-------- DATA LINES

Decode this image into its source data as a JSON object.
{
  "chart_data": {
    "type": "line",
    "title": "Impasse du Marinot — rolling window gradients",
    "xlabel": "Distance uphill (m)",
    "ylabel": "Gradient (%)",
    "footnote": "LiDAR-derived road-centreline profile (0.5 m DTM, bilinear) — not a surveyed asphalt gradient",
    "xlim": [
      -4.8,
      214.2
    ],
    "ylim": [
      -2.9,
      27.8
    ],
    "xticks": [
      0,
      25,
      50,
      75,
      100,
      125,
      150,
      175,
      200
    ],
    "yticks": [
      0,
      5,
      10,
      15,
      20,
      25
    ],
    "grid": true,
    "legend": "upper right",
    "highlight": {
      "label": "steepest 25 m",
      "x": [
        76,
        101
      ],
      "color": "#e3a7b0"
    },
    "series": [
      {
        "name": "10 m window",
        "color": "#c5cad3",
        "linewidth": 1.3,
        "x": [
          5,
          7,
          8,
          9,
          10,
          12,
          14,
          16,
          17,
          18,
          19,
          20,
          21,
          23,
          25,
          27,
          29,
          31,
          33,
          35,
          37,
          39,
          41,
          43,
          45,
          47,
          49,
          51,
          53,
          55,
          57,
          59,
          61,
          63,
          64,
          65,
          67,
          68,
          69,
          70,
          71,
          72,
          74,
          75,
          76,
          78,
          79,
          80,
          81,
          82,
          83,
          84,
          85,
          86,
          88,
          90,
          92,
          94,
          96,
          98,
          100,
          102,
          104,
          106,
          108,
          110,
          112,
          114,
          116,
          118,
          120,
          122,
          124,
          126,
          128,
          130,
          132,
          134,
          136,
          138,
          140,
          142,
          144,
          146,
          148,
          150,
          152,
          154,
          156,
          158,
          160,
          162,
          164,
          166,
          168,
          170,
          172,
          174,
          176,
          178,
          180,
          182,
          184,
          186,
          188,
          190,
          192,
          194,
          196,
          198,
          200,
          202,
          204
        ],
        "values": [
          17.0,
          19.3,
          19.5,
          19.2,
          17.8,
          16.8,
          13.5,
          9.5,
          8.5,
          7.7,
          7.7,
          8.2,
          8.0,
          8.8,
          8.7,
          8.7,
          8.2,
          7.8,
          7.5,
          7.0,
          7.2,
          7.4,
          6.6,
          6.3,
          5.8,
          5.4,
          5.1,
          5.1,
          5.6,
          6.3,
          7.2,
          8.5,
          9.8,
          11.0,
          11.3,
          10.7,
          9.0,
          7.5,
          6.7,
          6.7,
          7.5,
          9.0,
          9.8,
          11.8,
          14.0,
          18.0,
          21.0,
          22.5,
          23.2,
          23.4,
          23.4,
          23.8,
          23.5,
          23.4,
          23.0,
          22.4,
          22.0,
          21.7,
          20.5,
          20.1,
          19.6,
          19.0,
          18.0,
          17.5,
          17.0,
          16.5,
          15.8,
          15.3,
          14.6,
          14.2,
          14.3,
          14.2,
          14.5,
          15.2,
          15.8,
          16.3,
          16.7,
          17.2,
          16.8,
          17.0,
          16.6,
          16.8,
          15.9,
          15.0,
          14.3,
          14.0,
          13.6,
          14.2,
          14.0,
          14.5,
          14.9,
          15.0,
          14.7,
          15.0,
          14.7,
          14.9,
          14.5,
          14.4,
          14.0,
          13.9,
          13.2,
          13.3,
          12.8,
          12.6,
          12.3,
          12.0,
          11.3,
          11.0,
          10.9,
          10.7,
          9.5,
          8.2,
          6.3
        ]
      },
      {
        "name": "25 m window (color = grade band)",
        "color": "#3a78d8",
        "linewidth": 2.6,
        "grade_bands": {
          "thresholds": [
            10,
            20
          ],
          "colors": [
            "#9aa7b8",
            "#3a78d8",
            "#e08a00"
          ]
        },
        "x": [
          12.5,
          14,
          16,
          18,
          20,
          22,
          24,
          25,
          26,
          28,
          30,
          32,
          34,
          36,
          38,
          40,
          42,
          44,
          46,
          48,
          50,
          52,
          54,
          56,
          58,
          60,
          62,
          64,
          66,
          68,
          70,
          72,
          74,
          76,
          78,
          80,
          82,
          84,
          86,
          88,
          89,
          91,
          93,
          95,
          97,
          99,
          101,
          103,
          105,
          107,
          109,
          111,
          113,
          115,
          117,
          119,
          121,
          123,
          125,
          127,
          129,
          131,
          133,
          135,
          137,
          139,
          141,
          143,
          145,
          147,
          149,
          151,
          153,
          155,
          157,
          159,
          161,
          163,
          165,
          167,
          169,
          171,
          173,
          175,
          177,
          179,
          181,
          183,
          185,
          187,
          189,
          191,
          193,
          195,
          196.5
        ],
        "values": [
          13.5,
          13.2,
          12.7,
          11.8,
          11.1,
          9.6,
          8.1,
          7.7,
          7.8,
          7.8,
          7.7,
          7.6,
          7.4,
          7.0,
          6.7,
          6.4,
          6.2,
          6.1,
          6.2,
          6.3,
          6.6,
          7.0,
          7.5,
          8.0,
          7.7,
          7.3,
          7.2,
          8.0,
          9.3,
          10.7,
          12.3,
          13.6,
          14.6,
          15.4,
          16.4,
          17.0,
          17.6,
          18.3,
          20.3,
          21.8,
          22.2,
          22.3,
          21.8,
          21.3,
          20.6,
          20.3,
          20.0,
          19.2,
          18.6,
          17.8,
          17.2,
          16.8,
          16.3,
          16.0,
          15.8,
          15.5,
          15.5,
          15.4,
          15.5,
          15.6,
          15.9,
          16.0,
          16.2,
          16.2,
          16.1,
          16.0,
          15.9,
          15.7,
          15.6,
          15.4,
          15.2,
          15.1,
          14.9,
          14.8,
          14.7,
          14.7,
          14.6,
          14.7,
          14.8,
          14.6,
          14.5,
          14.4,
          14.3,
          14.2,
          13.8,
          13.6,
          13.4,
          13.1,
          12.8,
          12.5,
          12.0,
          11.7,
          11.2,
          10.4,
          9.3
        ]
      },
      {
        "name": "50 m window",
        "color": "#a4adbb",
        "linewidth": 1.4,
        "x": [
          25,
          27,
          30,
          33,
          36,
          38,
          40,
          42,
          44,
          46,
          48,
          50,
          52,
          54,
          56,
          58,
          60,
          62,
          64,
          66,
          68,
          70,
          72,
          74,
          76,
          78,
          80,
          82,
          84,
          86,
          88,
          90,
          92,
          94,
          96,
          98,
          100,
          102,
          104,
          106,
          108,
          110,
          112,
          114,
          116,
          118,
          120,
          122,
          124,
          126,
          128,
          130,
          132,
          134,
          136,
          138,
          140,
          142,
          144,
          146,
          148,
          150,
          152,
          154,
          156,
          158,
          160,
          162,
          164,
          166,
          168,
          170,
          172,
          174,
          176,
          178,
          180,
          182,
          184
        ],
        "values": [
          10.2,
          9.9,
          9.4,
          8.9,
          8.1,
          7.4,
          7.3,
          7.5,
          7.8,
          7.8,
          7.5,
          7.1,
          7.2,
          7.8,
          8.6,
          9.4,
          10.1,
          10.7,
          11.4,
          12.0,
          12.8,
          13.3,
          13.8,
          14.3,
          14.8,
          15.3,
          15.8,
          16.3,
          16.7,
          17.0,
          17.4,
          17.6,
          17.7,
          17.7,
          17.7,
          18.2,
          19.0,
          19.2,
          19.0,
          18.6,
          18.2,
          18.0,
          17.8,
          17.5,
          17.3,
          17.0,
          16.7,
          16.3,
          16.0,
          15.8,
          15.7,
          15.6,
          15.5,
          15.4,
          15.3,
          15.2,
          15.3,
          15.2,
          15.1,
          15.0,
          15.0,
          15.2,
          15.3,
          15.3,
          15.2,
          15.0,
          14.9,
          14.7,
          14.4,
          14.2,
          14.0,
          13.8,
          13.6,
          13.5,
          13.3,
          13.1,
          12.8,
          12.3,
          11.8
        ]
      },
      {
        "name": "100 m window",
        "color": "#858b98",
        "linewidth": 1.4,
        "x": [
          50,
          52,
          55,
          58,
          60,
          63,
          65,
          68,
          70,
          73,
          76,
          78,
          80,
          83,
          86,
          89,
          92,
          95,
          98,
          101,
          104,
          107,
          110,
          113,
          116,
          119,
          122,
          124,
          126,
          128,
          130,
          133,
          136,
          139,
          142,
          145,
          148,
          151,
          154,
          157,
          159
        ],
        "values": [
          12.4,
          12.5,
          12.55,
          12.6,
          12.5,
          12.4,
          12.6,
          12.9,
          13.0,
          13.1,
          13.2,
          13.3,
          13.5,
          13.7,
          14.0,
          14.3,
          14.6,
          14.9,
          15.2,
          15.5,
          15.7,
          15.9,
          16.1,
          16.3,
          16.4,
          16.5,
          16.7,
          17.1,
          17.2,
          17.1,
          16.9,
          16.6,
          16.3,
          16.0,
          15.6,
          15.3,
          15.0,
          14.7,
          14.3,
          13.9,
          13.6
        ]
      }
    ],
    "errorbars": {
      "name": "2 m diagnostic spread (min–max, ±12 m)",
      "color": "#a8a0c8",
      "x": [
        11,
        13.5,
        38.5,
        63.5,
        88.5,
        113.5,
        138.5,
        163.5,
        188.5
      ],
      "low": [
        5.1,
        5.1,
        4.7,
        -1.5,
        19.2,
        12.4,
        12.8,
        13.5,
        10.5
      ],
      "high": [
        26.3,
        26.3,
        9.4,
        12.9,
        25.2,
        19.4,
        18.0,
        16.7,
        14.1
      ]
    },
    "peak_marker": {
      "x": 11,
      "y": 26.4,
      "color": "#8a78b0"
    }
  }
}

----------------

• **WHAT YOU NEED TO DO**:
Looking at the records above, work out how many lines include the word "name", then give that number by itself.

• **EXPECTED OUTPUT**:
5